-- Exercise description --
Every line below that contains "Offices" is to be copied.
#####
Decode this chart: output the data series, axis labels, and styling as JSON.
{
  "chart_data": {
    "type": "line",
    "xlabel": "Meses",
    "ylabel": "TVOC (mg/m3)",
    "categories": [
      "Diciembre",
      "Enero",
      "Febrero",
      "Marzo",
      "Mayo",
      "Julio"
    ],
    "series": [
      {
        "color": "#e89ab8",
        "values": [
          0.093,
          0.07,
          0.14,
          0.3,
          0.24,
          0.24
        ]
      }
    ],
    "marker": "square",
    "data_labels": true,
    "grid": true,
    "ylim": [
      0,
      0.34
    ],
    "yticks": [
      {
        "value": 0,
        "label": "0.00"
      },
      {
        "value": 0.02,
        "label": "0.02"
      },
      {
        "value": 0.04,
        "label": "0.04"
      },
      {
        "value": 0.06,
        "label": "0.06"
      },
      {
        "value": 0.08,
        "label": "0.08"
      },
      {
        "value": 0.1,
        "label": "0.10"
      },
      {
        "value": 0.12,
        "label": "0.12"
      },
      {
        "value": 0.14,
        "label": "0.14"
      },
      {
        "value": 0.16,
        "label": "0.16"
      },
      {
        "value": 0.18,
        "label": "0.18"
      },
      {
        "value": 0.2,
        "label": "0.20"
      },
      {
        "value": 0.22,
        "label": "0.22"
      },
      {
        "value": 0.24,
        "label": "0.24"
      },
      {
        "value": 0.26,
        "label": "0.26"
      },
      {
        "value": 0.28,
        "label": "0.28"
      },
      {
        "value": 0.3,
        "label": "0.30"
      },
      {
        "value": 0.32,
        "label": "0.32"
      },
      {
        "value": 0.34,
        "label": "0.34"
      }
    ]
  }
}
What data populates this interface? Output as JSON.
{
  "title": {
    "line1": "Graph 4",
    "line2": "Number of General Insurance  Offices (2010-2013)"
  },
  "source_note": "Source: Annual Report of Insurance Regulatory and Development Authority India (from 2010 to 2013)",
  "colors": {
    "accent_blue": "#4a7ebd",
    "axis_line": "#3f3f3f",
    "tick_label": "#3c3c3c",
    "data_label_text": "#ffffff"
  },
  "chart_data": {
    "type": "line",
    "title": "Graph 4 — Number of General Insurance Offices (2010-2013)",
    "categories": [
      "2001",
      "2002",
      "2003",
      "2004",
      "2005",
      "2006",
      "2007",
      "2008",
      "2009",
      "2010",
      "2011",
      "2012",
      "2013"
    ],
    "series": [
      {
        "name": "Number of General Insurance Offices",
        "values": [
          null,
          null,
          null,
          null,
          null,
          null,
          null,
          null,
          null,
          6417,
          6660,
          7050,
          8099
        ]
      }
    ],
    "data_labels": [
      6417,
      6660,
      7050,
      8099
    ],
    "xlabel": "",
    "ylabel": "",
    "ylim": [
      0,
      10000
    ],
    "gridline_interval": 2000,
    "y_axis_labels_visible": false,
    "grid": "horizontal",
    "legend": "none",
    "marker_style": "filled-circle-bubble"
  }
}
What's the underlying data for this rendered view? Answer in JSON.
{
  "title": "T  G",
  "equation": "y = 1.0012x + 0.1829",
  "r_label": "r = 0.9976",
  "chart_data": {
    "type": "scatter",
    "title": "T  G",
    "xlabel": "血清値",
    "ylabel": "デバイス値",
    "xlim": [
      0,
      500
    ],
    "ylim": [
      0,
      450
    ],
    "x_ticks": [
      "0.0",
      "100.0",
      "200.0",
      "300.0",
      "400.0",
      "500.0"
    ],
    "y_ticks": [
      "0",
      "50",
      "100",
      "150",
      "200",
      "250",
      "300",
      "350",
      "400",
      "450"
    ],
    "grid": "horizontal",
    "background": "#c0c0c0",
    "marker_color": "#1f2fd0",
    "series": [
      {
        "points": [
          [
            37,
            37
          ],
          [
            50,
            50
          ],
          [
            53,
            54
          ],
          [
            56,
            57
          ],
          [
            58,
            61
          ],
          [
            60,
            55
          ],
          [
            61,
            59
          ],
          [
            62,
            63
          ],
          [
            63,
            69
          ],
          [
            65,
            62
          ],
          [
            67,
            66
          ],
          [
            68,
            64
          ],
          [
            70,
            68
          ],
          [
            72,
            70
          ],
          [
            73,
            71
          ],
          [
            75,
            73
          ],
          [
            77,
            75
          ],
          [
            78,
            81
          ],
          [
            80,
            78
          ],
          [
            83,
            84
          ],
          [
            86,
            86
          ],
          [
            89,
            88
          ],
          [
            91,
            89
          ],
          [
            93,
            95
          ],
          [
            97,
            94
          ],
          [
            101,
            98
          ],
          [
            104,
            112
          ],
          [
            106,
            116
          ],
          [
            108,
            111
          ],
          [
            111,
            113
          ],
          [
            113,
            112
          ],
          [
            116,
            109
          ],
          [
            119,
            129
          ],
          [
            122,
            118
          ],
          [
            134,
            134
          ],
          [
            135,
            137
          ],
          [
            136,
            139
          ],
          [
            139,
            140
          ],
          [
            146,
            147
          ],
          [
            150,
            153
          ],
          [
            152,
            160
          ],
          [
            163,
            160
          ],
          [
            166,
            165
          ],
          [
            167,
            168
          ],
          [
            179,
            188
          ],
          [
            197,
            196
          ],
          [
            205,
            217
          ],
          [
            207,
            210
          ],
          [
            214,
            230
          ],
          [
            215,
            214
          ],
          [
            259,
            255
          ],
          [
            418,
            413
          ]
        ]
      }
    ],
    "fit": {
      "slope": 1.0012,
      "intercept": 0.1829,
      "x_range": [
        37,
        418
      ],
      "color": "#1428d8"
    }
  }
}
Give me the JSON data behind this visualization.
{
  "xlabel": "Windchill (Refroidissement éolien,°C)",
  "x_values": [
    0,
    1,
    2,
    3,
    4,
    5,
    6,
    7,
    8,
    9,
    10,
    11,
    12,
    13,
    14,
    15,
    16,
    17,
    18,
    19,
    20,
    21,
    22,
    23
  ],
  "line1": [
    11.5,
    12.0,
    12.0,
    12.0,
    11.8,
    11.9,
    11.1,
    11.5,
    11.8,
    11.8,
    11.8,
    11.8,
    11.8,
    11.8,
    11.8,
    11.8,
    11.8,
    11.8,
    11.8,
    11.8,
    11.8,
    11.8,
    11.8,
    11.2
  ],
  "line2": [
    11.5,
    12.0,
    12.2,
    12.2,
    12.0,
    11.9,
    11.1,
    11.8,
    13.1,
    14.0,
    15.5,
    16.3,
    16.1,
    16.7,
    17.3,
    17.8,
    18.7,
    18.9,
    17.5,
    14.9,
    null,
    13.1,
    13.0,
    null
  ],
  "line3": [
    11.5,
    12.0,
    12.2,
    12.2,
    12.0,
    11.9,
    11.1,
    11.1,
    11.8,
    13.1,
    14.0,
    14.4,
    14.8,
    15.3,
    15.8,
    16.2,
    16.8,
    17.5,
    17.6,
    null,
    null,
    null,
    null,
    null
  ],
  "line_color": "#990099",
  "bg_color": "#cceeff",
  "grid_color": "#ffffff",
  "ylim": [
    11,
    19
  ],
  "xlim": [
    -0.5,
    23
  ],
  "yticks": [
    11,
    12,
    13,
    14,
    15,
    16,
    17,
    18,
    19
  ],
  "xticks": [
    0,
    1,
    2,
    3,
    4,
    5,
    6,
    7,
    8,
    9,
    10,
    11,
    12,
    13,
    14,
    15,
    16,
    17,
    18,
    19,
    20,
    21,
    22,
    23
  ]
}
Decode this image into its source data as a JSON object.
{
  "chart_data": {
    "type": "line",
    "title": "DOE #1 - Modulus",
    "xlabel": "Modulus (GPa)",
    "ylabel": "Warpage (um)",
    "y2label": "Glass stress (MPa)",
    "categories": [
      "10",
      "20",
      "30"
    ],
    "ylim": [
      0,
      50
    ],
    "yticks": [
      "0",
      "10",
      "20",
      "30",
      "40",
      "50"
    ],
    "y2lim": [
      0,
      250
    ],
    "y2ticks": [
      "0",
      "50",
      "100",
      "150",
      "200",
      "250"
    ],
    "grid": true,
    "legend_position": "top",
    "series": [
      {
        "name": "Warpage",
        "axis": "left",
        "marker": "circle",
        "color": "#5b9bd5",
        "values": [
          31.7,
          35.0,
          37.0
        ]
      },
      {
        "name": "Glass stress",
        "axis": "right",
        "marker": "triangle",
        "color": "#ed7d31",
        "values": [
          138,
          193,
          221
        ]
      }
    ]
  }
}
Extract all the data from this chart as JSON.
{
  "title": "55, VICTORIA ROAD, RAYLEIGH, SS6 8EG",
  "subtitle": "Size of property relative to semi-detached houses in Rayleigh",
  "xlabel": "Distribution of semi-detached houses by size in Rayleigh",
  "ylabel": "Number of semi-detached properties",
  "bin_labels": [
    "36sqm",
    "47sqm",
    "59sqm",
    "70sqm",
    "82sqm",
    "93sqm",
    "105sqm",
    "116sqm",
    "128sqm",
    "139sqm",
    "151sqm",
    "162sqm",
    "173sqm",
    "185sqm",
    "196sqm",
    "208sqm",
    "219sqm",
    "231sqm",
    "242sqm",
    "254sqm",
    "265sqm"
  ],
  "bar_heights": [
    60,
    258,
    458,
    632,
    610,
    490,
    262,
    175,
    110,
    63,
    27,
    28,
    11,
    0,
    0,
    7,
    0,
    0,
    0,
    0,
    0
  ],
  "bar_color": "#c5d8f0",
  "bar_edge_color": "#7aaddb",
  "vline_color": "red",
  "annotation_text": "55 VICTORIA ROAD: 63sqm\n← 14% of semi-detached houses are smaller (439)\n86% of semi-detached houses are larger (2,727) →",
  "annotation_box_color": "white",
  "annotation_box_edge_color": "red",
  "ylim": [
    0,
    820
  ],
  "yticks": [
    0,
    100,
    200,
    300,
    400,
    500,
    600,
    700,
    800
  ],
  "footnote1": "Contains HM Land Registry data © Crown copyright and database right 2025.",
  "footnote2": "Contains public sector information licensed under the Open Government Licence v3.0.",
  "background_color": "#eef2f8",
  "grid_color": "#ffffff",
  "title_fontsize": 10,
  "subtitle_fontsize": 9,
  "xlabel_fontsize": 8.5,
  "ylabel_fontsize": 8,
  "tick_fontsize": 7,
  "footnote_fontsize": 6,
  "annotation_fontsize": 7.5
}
#####
-- Written reply --
    "line2": "Number of General Insurance  Offices (2010-2013)"
    "title": "Graph 4 — Number of General Insurance Offices (2010-2013)",
        "name": "Number of General Insurance Offices",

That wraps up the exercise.